RECORDS SHOWN —

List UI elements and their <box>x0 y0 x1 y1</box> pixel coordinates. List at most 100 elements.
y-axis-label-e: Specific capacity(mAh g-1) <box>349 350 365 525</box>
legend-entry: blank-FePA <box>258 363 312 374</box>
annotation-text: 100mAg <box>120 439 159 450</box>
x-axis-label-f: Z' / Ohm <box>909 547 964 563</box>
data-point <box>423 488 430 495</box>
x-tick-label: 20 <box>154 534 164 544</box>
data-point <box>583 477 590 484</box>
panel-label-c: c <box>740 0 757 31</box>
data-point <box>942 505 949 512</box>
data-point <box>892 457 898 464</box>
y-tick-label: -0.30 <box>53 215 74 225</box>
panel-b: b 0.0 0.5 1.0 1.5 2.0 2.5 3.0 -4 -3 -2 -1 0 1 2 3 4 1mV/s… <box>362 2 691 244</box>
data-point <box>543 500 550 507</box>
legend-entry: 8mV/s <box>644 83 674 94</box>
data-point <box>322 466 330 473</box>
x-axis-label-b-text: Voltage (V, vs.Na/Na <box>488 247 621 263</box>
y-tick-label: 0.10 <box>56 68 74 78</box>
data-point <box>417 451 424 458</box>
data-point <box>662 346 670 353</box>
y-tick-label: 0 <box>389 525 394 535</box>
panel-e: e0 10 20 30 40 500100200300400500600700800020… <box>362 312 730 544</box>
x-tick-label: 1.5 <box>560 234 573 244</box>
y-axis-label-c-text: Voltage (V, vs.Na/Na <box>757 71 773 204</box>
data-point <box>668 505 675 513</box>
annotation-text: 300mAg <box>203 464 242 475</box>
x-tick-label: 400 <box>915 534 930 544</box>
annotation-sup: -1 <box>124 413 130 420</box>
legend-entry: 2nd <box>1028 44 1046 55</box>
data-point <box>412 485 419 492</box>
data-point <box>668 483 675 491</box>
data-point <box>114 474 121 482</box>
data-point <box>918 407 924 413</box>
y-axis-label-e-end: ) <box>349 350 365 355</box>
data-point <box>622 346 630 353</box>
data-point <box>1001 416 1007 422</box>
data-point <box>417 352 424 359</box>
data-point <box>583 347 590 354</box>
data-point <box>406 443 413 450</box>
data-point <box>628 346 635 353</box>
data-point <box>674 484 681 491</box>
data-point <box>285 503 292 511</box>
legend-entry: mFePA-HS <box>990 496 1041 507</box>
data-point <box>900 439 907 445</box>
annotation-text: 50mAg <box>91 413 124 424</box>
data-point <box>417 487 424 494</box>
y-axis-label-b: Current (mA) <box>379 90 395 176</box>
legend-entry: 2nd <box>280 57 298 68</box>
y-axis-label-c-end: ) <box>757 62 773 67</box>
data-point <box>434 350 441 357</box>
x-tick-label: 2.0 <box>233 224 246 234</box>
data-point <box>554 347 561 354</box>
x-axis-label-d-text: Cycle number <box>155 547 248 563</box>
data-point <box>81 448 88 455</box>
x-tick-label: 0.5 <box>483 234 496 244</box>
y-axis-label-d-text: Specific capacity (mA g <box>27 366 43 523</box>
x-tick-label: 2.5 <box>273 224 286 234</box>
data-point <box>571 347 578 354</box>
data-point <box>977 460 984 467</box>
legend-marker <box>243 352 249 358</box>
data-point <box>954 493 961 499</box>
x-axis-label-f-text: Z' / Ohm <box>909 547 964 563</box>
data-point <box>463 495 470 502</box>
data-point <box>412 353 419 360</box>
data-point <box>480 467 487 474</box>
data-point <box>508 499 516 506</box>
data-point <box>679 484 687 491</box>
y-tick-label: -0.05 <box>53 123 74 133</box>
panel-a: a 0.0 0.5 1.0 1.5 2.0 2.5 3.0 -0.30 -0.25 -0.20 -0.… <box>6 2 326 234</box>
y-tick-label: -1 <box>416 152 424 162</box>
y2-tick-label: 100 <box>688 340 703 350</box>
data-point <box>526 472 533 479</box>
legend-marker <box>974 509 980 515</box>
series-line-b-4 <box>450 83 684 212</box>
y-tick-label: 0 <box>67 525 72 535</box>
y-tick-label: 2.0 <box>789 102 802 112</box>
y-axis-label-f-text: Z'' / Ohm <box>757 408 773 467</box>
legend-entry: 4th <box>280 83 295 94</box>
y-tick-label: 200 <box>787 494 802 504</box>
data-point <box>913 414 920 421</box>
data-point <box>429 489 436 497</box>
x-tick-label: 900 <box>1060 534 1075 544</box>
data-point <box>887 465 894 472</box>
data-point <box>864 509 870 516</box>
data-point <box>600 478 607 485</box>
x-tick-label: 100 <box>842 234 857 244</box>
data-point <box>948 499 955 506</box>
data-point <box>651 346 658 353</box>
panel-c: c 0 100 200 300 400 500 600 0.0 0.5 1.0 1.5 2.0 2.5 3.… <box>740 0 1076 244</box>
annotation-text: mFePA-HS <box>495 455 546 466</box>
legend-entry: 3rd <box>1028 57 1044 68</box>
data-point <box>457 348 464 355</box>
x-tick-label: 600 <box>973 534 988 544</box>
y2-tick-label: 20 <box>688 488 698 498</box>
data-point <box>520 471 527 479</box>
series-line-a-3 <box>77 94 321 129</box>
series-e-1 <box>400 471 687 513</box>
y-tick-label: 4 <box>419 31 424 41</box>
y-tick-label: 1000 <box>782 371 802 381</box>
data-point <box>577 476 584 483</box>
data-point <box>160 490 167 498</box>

GOAL — Retype all of the data above line for line, without changing any character and keeping the original order.

EXPECTED ANSWER —
List UI elements and their <box>x0 y0 x1 y1</box> pixel coordinates. List at most 100 elements.
y-axis-label-e: Specific capacity(mAh g-1) <box>349 350 365 525</box>
legend-entry: blank-FePA <box>258 363 312 374</box>
annotation-text: 100mAg <box>120 439 159 450</box>
x-axis-label-f: Z' / Ohm <box>909 547 964 563</box>
data-point <box>423 488 430 495</box>
x-tick-label: 20 <box>154 534 164 544</box>
data-point <box>583 477 590 484</box>
panel-label-c: c <box>740 0 757 31</box>
data-point <box>942 505 949 512</box>
data-point <box>892 457 898 464</box>
y-tick-label: -0.30 <box>53 215 74 225</box>
panel-b: b 0.0 0.5 1.0 1.5 2.0 2.5 3.0 -4 -3 -2 -1 0 1 2 3 4 1mV/s… <box>362 2 691 244</box>
data-point <box>543 500 550 507</box>
legend-entry: 8mV/s <box>644 83 674 94</box>
data-point <box>322 466 330 473</box>
x-axis-label-b-text: Voltage (V, vs.Na/Na <box>488 247 621 263</box>
y-tick-label: 0.10 <box>56 68 74 78</box>
data-point <box>417 451 424 458</box>
data-point <box>662 346 670 353</box>
y-tick-label: 0 <box>389 525 394 535</box>
panel-e: e0 10 20 30 40 500100200300400500600700800020… <box>362 312 730 544</box>
x-tick-label: 1.5 <box>560 234 573 244</box>
y-axis-label-c-text: Voltage (V, vs.Na/Na <box>757 71 773 204</box>
data-point <box>668 505 675 513</box>
annotation-text: 300mAg <box>203 464 242 475</box>
x-tick-label: 400 <box>915 534 930 544</box>
annotation-sup: -1 <box>124 413 130 420</box>
legend-entry: 2nd <box>1028 44 1046 55</box>
data-point <box>412 485 419 492</box>
data-point <box>668 483 675 491</box>
data-point <box>114 474 121 482</box>
data-point <box>918 407 924 413</box>
y-axis-label-e-end: ) <box>349 350 365 355</box>
data-point <box>622 346 630 353</box>
data-point <box>1001 416 1007 422</box>
data-point <box>417 352 424 359</box>
data-point <box>583 347 590 354</box>
data-point <box>406 443 413 450</box>
data-point <box>628 346 635 353</box>
data-point <box>674 484 681 491</box>
data-point <box>285 503 292 511</box>
legend-entry: mFePA-HS <box>990 496 1041 507</box>
data-point <box>900 439 907 445</box>
annotation-text: 50mAg <box>91 413 124 424</box>
data-point <box>417 487 424 494</box>
y-axis-label-b: Current (mA) <box>379 90 395 176</box>
legend-entry: 2nd <box>280 57 298 68</box>
y-axis-label-c-end: ) <box>757 62 773 67</box>
data-point <box>434 350 441 357</box>
x-tick-label: 2.0 <box>233 224 246 234</box>
data-point <box>554 347 561 354</box>
x-axis-label-d-text: Cycle number <box>155 547 248 563</box>
data-point <box>81 448 88 455</box>
x-tick-label: 0.5 <box>483 234 496 244</box>
y-axis-label-d-text: Specific capacity (mA g <box>27 366 43 523</box>
x-tick-label: 2.5 <box>273 224 286 234</box>
data-point <box>571 347 578 354</box>
data-point <box>977 460 984 467</box>
legend-marker <box>243 352 249 358</box>
data-point <box>954 493 961 499</box>
x-axis-label-f-text: Z' / Ohm <box>909 547 964 563</box>
data-point <box>463 495 470 502</box>
data-point <box>412 353 419 360</box>
data-point <box>480 467 487 474</box>
data-point <box>508 499 516 506</box>
data-point <box>679 484 687 491</box>
y-tick-label: -0.05 <box>53 123 74 133</box>
panel-a: a 0.0 0.5 1.0 1.5 2.0 2.5 3.0 -0.30 -0.25 -0.20 -0.… <box>6 2 326 234</box>
y-tick-label: -1 <box>416 152 424 162</box>
y2-tick-label: 100 <box>688 340 703 350</box>
data-point <box>526 472 533 479</box>
legend-marker <box>974 509 980 515</box>
series-line-b-4 <box>450 83 684 212</box>
y-tick-label: 0 <box>67 525 72 535</box>
y-tick-label: 2.0 <box>789 102 802 112</box>
y-axis-label-f-text: Z'' / Ohm <box>757 408 773 467</box>
legend-entry: 4th <box>280 83 295 94</box>
y-tick-label: 200 <box>787 494 802 504</box>
data-point <box>913 414 920 421</box>
data-point <box>429 489 436 497</box>
x-tick-label: 900 <box>1060 534 1075 544</box>
data-point <box>887 465 894 472</box>
data-point <box>864 509 870 516</box>
data-point <box>600 478 607 485</box>
x-tick-label: 100 <box>842 234 857 244</box>
data-point <box>948 499 955 506</box>
data-point <box>651 346 658 353</box>
panel-c: c 0 100 200 300 400 500 600 0.0 0.5 1.0 1.5 2.0 2.5 3.… <box>740 0 1076 244</box>
annotation-text: mFePA-HS <box>495 455 546 466</box>
legend-entry: 3rd <box>1028 57 1044 68</box>
data-point <box>457 348 464 355</box>
x-tick-label: 600 <box>973 534 988 544</box>
y2-tick-label: 20 <box>688 488 698 498</box>
data-point <box>520 471 527 479</box>
series-line-a-3 <box>77 94 321 129</box>
series-e-1 <box>400 471 687 513</box>
y-tick-label: 4 <box>419 31 424 41</box>
y-tick-label: 1000 <box>782 371 802 381</box>
data-point <box>577 476 584 483</box>
data-point <box>160 490 167 498</box>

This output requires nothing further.